- Task instructions
Reproduce every entry in the listing without alteration.

- Supplied information
==*==

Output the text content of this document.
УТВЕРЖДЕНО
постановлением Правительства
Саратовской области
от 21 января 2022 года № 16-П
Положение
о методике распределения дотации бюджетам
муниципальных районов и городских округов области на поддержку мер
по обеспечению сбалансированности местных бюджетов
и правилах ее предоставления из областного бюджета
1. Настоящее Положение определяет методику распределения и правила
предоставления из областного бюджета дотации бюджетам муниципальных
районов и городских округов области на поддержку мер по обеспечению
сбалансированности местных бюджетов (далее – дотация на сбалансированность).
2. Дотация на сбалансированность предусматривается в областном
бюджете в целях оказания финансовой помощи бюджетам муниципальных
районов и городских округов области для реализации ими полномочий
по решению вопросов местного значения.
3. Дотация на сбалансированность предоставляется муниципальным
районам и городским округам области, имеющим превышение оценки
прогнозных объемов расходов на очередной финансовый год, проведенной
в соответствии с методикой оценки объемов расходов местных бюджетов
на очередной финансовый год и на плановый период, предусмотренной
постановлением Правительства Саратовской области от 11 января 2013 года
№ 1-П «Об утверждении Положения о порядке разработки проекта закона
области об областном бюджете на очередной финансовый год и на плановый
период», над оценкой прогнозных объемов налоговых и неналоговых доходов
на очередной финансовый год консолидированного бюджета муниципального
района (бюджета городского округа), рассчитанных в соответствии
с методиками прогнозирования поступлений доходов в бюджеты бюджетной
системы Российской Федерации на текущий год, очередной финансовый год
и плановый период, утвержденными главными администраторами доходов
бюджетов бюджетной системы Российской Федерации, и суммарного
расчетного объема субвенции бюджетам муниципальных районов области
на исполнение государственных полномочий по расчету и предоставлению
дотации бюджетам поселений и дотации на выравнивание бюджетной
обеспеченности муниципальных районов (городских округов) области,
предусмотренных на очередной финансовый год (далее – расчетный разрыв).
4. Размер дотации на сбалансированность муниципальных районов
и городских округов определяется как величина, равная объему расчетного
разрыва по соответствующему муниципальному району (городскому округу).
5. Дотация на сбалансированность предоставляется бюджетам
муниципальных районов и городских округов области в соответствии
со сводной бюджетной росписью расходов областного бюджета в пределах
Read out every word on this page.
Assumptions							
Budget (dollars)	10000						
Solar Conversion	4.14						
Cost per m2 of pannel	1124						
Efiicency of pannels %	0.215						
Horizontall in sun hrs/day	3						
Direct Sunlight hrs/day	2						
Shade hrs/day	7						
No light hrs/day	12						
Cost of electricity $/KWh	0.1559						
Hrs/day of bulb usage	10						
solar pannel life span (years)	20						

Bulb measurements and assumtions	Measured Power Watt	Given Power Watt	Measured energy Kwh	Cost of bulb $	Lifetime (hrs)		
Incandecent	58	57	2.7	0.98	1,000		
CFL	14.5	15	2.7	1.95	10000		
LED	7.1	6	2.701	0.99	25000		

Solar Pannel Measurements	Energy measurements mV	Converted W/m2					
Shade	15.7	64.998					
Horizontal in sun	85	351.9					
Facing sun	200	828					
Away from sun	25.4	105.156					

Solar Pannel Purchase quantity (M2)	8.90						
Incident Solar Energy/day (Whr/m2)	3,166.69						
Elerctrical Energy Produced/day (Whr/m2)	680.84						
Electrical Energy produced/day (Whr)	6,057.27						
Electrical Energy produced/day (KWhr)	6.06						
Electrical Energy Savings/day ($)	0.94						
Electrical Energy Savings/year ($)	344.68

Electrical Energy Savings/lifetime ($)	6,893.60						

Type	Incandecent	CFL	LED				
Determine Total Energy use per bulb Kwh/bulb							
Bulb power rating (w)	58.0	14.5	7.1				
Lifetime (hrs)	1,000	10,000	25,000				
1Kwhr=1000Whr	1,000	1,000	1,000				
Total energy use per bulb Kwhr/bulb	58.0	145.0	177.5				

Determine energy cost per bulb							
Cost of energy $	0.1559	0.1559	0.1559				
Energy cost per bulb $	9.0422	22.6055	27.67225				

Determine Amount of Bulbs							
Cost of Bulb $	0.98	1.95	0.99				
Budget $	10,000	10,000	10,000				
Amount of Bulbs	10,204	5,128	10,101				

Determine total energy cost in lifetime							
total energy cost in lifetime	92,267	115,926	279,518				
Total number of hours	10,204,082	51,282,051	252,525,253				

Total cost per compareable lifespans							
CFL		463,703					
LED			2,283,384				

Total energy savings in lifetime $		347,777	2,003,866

==*==

- Finished exercise
Output the text content of this document.
УТВЕРЖДЕНО
постановлением Правительства
Саратовской области
от 21 января 2022 года № 16-П
Положение
о методике распределения дотации бюджетам
муниципальных районов и городских округов области на поддержку мер
по обеспечению сбалансированности местных бюджетов
и правилах ее предоставления из областного бюджета
1. Настоящее Положение определяет методику распределения и правила
предоставления из областного бюджета дотации бюджетам муниципальных
районов и городских округов области на поддержку мер по обеспечению
сбалансированности местных бюджетов (далее – дотация на сбалансированность).
2. Дотация на сбалансированность предусматривается в областном
бюджете в целях оказания финансовой помощи бюджетам муниципальных
районов и городских округов области для реализации ими полномочий
по решению вопросов местного значения.
3. Дотация на сбалансированность предоставляется муниципальным
районам и городским округам области, имеющим превышение оценки
прогнозных объемов расходов на очередной финансовый год, проведенной
в соответствии с методикой оценки объемов расходов местных бюджетов
на очередной финансовый год и на плановый период, предусмотренной
постановлением Правительства Саратовской области от 11 января 2013 года
№ 1-П «Об утверждении Положения о порядке разработки проекта закона
области об областном бюджете на очередной финансовый год и на плановый
период», над оценкой прогнозных объемов налоговых и неналоговых доходов
на очередной финансовый год консолидированного бюджета муниципального
района (бюджета городского округа), рассчитанных в соответствии
с методиками прогнозирования поступлений доходов в бюджеты бюджетной
системы Российской Федерации на текущий год, очередной финансовый год
и плановый период, утвержденными главными администраторами доходов
бюджетов бюджетной системы Российской Федерации, и суммарного
расчетного объема субвенции бюджетам муниципальных районов области
на исполнение государственных полномочий по расчету и предоставлению
дотации бюджетам поселений и дотации на выравнивание бюджетной
обеспеченности муниципальных районов (городских округов) области,
предусмотренных на очередной финансовый год (далее – расчетный разрыв).
4. Размер дотации на сбалансированность муниципальных районов
и городских округов определяется как величина, равная объему расчетного
разрыва по соответствующему муниципальному району (городскому округу).
5. Дотация на сбалансированность предоставляется бюджетам
муниципальных районов и городских округов области в соответствии
со сводной бюджетной росписью расходов областного бюджета в пределах
Read out every word on this page.
Assumptions							
Budget (dollars)	10000						
Solar Conversion	4.14						
Cost per m2 of pannel	1124						
Efiicency of pannels %	0.215						
Horizontall in sun hrs/day	3						
Direct Sunlight hrs/day	2						
Shade hrs/day	7						
No light hrs/day	12						
Cost of electricity $/KWh	0.1559						
Hrs/day of bulb usage	10						
solar pannel life span (years)	20						

Bulb measurements and assumtions	Measured Power Watt	Given Power Watt	Measured energy Kwh	Cost of bulb $	Lifetime (hrs)		
Incandecent	58	57	2.7	0.98	1,000		
CFL	14.5	15	2.7	1.95	10000		
LED	7.1	6	2.701	0.99	25000		

Solar Pannel Measurements	Energy measurements mV	Converted W/m2					
Shade	15.7	64.998					
Horizontal in sun	85	351.9					
Facing sun	200	828					
Away from sun	25.4	105.156					

Solar Pannel Purchase quantity (M2)	8.90						
Incident Solar Energy/day (Whr/m2)	3,166.69						
Elerctrical Energy Produced/day (Whr/m2)	680.84						
Electrical Energy produced/day (Whr)	6,057.27						
Electrical Energy produced/day (KWhr)	6.06						
Electrical Energy Savings/day ($)	0.94						
Electrical Energy Savings/year ($)	344.68

Electrical Energy Savings/lifetime ($)	6,893.60						

Type	Incandecent	CFL	LED				
Determine Total Energy use per bulb Kwh/bulb							
Bulb power rating (w)	58.0	14.5	7.1				
Lifetime (hrs)	1,000	10,000	25,000				
1Kwhr=1000Whr	1,000	1,000	1,000				
Total energy use per bulb Kwhr/bulb	58.0	145.0	177.5				

Determine energy cost per bulb							
Cost of energy $	0.1559	0.1559	0.1559				
Energy cost per bulb $	9.0422	22.6055	27.67225				

Determine Amount of Bulbs							
Cost of Bulb $	0.98	1.95	0.99				
Budget $	10,000	10,000	10,000				
Amount of Bulbs	10,204	5,128	10,101				

Determine total energy cost in lifetime							
total energy cost in lifetime	92,267	115,926	279,518				
Total number of hours	10,204,082	51,282,051	252,525,253				

Total cost per compareable lifespans							
CFL		463,703					
LED			2,283,384				

Total energy savings in lifetime $		347,777	2,003,866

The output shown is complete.